[Entries provided]
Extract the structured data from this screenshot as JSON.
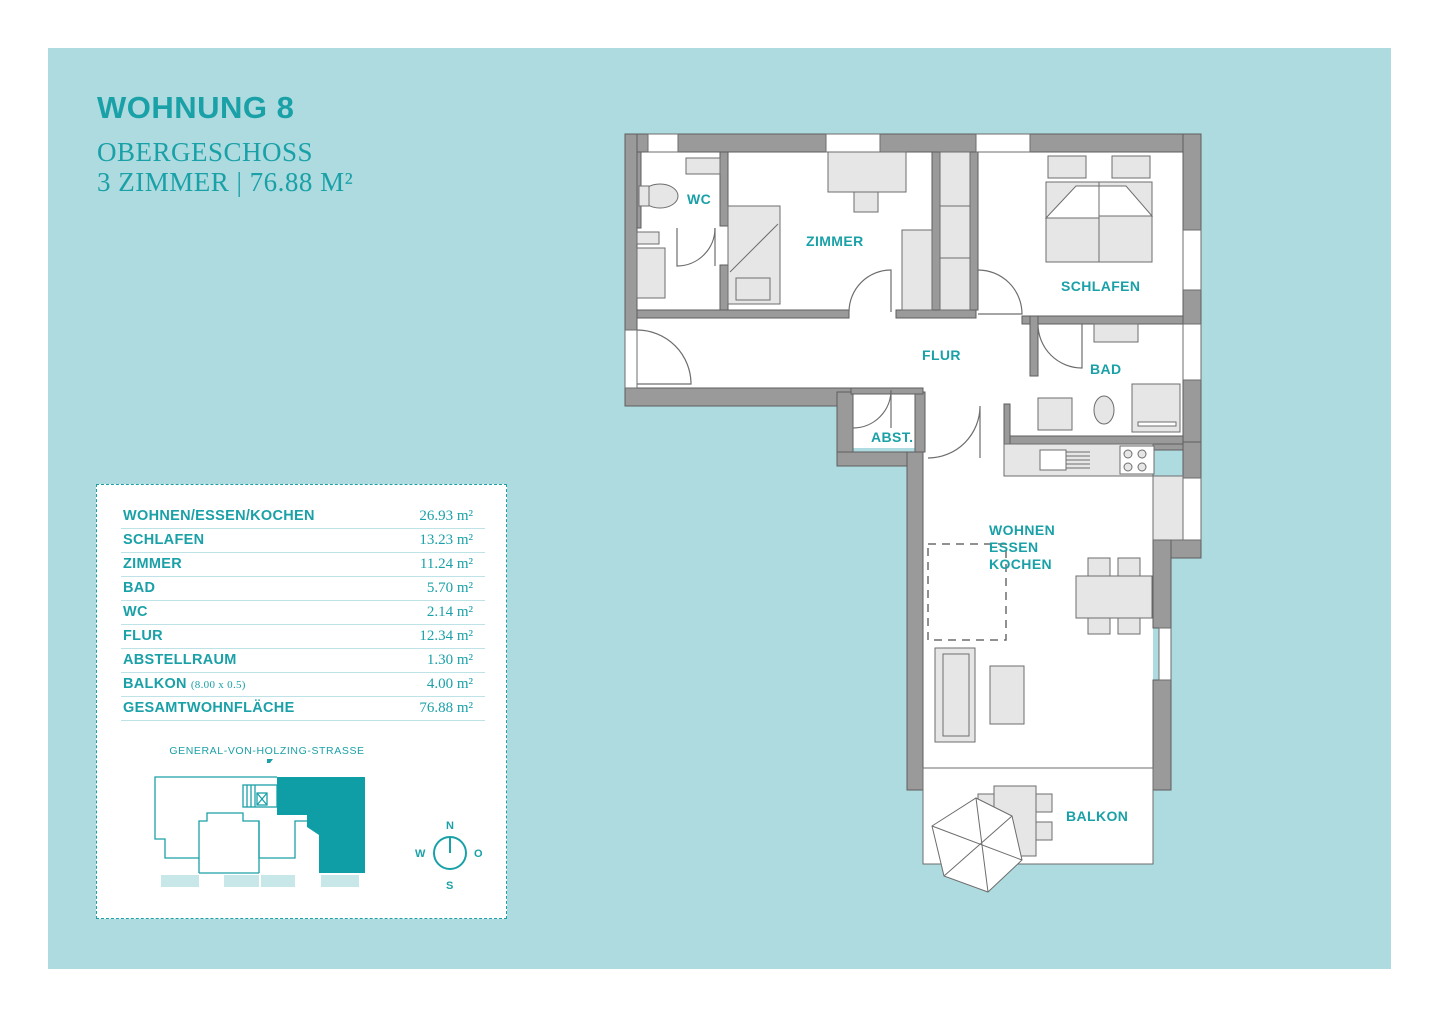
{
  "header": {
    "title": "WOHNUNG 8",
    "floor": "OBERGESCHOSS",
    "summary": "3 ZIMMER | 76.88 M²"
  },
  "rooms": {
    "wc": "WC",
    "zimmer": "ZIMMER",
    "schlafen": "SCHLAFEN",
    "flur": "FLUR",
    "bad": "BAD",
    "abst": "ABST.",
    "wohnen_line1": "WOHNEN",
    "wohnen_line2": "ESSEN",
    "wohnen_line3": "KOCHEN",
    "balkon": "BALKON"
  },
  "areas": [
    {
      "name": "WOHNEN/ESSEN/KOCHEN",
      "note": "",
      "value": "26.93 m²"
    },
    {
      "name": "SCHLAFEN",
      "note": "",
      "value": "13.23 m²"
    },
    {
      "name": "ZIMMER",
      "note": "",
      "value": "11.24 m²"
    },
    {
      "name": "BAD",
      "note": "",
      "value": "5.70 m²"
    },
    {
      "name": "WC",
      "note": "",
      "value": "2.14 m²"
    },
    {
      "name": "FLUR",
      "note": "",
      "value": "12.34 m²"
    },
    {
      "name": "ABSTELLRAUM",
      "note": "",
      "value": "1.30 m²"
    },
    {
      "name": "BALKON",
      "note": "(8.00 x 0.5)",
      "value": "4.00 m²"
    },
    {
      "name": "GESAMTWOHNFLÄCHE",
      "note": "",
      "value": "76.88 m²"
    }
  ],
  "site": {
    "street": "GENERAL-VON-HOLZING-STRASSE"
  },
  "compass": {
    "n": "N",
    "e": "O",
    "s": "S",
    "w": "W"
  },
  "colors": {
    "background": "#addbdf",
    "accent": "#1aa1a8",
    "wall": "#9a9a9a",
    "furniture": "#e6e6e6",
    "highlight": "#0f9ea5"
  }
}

* * *

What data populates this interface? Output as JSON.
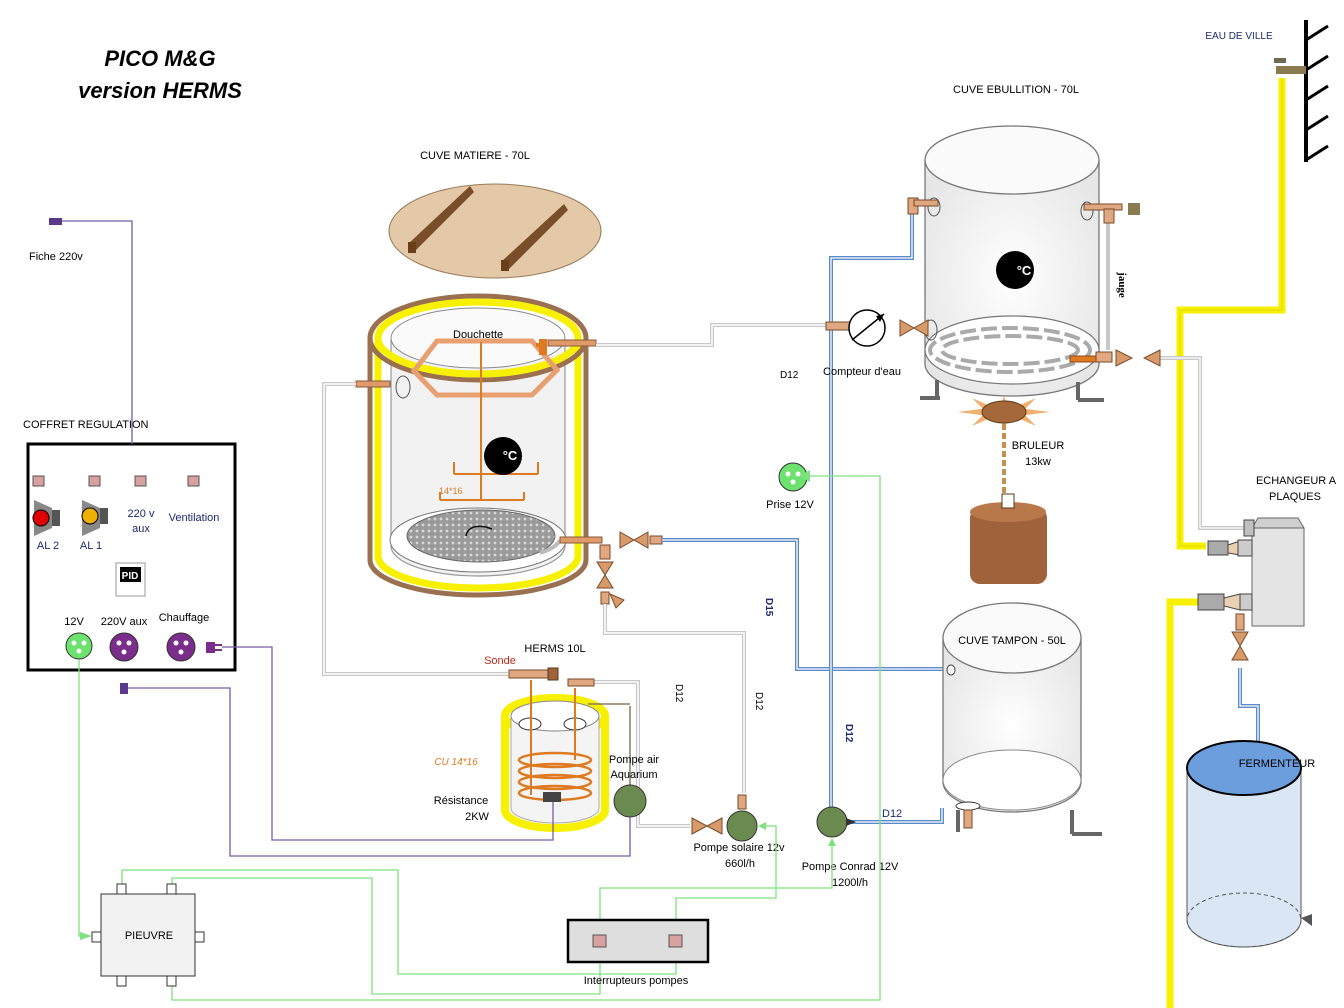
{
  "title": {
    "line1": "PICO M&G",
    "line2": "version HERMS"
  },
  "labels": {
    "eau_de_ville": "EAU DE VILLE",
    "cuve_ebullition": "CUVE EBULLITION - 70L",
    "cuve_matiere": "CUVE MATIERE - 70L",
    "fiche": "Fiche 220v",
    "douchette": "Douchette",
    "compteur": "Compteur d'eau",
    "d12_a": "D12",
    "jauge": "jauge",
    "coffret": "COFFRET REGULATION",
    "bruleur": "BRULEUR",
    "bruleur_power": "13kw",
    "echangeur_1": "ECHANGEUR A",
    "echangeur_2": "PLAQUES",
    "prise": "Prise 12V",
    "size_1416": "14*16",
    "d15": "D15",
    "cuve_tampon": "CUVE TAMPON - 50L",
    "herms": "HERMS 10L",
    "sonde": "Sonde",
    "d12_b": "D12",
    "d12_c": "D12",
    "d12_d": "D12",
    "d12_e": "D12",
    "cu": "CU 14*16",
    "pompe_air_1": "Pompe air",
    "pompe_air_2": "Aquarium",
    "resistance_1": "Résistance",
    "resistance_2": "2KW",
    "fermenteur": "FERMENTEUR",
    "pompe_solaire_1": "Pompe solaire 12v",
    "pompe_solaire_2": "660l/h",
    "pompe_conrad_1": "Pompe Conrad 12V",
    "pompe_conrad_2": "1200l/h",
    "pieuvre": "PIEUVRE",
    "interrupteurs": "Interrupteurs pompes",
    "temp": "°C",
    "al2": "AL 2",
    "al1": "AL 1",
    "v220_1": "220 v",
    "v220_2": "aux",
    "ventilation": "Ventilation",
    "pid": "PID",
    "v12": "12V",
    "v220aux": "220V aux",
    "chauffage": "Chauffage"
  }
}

[Given task]
Identify and copy all lines with the word "value".

[Exercise answer]
      "value": "26.93 m²"
      "value": "13.23 m²"
      "value": "11.24 m²"
      "value": "5.70 m²"
      "value": "2.14 m²"
      "value": "12.34 m²"
      "value": "1.30 m²"
      "value": "4.00 m²"
      "value": "76.88 m²"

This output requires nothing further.